» Directions for this task: Copy each line that has the string "JSON" somewhere in it.

» Input rows:
──────────────────────────────
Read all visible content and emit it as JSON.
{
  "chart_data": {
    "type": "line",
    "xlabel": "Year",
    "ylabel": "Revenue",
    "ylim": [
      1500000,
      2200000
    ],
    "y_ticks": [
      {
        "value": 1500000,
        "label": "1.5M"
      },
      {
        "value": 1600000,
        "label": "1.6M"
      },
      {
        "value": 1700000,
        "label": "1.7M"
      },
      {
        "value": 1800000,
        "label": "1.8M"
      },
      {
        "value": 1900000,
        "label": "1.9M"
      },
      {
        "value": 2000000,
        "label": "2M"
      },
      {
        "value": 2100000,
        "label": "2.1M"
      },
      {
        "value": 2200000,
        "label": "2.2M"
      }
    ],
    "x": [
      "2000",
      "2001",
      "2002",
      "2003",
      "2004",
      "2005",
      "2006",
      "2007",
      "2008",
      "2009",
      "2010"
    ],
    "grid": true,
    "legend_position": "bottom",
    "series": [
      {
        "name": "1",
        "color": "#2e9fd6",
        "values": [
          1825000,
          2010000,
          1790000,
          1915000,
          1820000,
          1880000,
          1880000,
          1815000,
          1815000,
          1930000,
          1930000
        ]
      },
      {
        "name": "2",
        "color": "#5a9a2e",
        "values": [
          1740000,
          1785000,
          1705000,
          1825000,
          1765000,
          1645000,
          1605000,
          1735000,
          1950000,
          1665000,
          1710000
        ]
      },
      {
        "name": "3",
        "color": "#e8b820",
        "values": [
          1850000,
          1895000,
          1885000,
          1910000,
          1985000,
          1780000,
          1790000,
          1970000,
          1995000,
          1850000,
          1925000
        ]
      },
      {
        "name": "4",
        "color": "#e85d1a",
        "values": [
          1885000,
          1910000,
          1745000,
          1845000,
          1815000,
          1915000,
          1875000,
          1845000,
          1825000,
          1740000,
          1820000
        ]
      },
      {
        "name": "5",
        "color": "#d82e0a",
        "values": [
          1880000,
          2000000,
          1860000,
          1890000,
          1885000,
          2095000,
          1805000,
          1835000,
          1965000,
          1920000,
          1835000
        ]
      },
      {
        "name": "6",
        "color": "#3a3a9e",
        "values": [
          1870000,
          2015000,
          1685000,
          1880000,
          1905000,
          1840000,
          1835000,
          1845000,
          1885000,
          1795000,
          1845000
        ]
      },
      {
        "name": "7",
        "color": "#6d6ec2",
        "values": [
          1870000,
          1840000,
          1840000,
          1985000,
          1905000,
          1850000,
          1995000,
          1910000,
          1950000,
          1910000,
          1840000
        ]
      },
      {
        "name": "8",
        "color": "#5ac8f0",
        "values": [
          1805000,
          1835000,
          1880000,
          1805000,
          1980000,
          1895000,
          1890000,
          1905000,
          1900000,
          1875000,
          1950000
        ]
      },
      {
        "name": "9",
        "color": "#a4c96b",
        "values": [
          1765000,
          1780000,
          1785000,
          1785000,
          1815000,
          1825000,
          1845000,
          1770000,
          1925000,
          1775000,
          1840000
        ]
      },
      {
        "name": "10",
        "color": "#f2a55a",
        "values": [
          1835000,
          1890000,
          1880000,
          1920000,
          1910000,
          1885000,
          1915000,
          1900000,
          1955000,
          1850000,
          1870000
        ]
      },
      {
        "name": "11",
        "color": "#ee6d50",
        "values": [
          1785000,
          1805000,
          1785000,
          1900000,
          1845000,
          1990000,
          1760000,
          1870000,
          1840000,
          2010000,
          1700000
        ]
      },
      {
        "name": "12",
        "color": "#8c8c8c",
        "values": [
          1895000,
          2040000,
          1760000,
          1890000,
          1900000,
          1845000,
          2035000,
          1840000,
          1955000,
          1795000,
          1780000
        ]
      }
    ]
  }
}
──────────────────────────────
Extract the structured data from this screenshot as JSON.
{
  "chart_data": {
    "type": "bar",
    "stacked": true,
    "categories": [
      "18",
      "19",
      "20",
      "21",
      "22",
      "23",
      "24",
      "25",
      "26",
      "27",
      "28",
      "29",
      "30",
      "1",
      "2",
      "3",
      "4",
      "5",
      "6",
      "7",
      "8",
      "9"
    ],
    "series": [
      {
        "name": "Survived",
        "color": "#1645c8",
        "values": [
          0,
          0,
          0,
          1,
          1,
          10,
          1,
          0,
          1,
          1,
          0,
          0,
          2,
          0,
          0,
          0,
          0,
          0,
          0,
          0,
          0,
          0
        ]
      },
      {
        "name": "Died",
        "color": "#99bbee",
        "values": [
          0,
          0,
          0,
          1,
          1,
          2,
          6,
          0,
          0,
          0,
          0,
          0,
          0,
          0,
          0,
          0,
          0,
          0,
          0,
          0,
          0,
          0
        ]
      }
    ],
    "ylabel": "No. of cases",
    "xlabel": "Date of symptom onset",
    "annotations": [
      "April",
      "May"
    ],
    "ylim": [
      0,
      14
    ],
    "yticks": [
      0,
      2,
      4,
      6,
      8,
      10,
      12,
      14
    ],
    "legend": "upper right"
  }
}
──────────────────────────────
» Problem solution:
Read all visible content and emit it as JSON.
Extract the structured data from this screenshot as JSON.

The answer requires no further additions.